GIVEN RECORDS:
::::
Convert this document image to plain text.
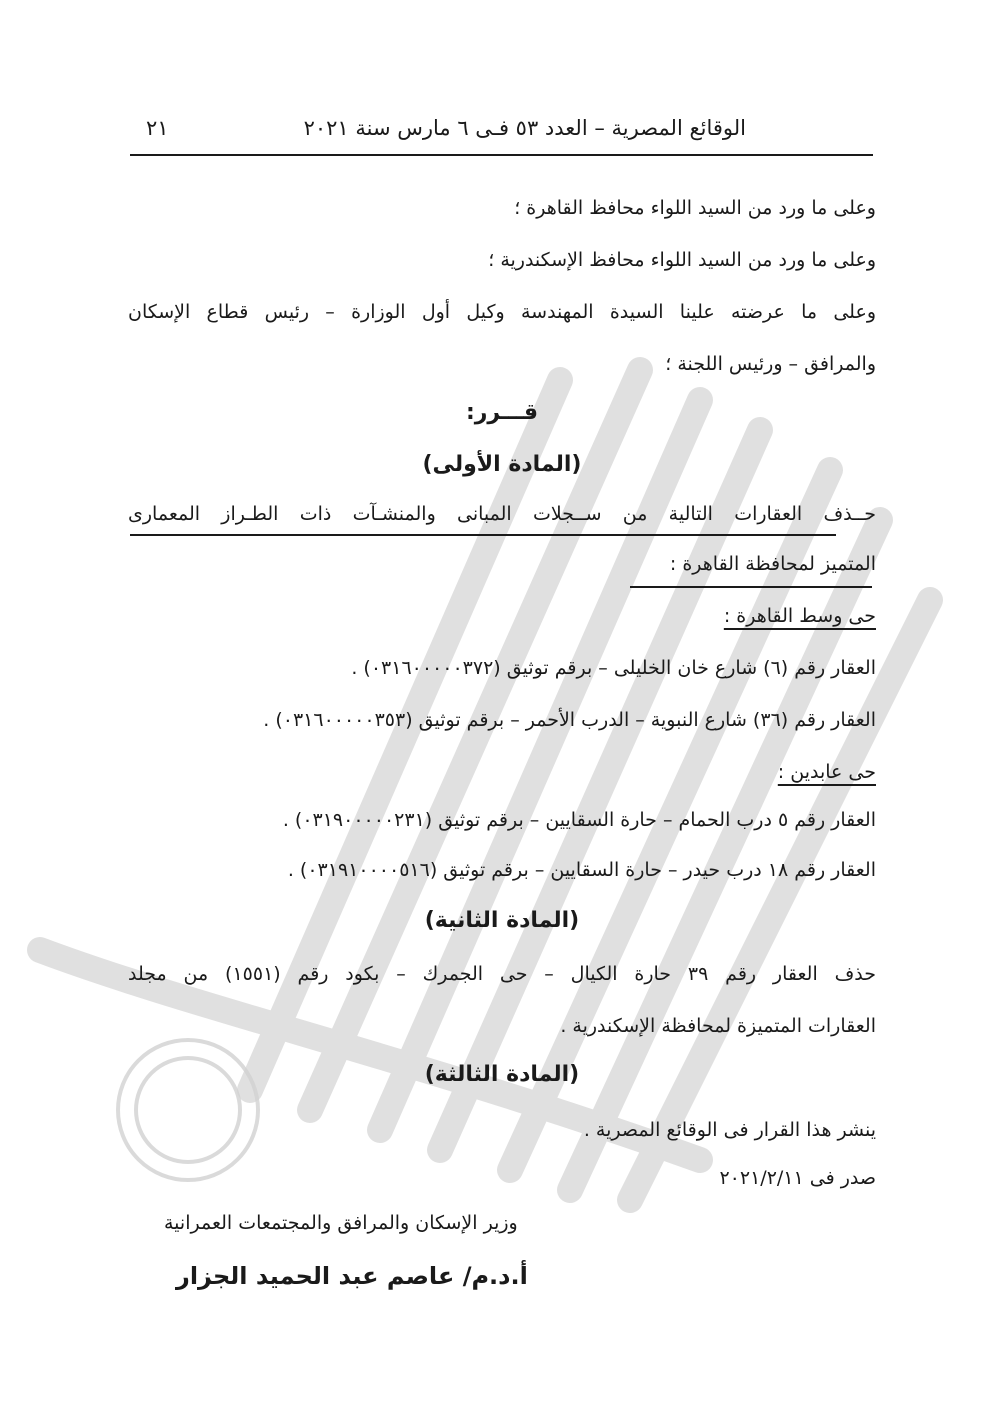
الوقائع المصرية – العدد ٥٣ فـى ٦ مارس سنة ٢٠٢١
٢١
وعلى ما ورد من السيد اللواء محافظ القاهرة ؛
وعلى ما ورد من السيد اللواء محافظ الإسكندرية ؛
وعلى ما عرضته علينا السيدة المهندسة وكيل أول الوزارة – رئيس قطاع الإسكان
والمرافق – ورئيس اللجنة ؛
قـــرر:
(المادة الأولى)
حــذف العقارات التالية من ســجلات المبانى والمنشـآت ذات الطـراز المعمارى
المتميز لمحافظة القاهرة :
حى وسط القاهرة :
العقار رقم (٦) شارع خان الخليلى – برقم توثيق (٠٣١٦٠٠٠٠٠٣٧٢) .
العقار رقم (٣٦) شارع النبوية – الدرب الأحمر – برقم توثيق (٠٣١٦٠٠٠٠٠٣٥٣) .
حى عابدين :
العقار رقم ٥ درب الحمام – حارة السقايين – برقم توثيق (٠٣١٩٠٠٠٠٠٢٣١) .
العقار رقم ١٨ درب حيدر – حارة السقايين – برقم توثيق (٠٣١٩١٠٠٠٠٥١٦) .
(المادة الثانية)
حذف العقار رقم ٣٩ حارة الكيال – حى الجمرك – بكود رقم (١٥٥١) من مجلد
العقارات المتميزة لمحافظة الإسكندرية .
(المادة الثالثة)
ينشر هذا القرار فى الوقائع المصرية .
صدر فى ٢٠٢١/٢/١١
وزير الإسكان والمرافق والمجتمعات العمرانية
أ.د.م/ عاصم عبد الحميد الجزار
::::
DIRECTION: The records above need to be given again exactly. Omit the pictures.

SOLUTION:
Convert this document image to plain text.
الوقائع المصرية – العدد ٥٣ فـى ٦ مارس سنة ٢٠٢١
٢١
وعلى ما ورد من السيد اللواء محافظ القاهرة ؛
وعلى ما ورد من السيد اللواء محافظ الإسكندرية ؛
وعلى ما عرضته علينا السيدة المهندسة وكيل أول الوزارة – رئيس قطاع الإسكان
والمرافق – ورئيس اللجنة ؛
قـــرر:
(المادة الأولى)
حــذف العقارات التالية من ســجلات المبانى والمنشـآت ذات الطـراز المعمارى
المتميز لمحافظة القاهرة :
حى وسط القاهرة :
العقار رقم (٦) شارع خان الخليلى – برقم توثيق (٠٣١٦٠٠٠٠٠٣٧٢) .
العقار رقم (٣٦) شارع النبوية – الدرب الأحمر – برقم توثيق (٠٣١٦٠٠٠٠٠٣٥٣) .
حى عابدين :
العقار رقم ٥ درب الحمام – حارة السقايين – برقم توثيق (٠٣١٩٠٠٠٠٠٢٣١) .
العقار رقم ١٨ درب حيدر – حارة السقايين – برقم توثيق (٠٣١٩١٠٠٠٠٥١٦) .
(المادة الثانية)
حذف العقار رقم ٣٩ حارة الكيال – حى الجمرك – بكود رقم (١٥٥١) من مجلد
العقارات المتميزة لمحافظة الإسكندرية .
(المادة الثالثة)
ينشر هذا القرار فى الوقائع المصرية .
صدر فى ٢٠٢١/٢/١١
وزير الإسكان والمرافق والمجتمعات العمرانية
أ.د.م/ عاصم عبد الحميد الجزار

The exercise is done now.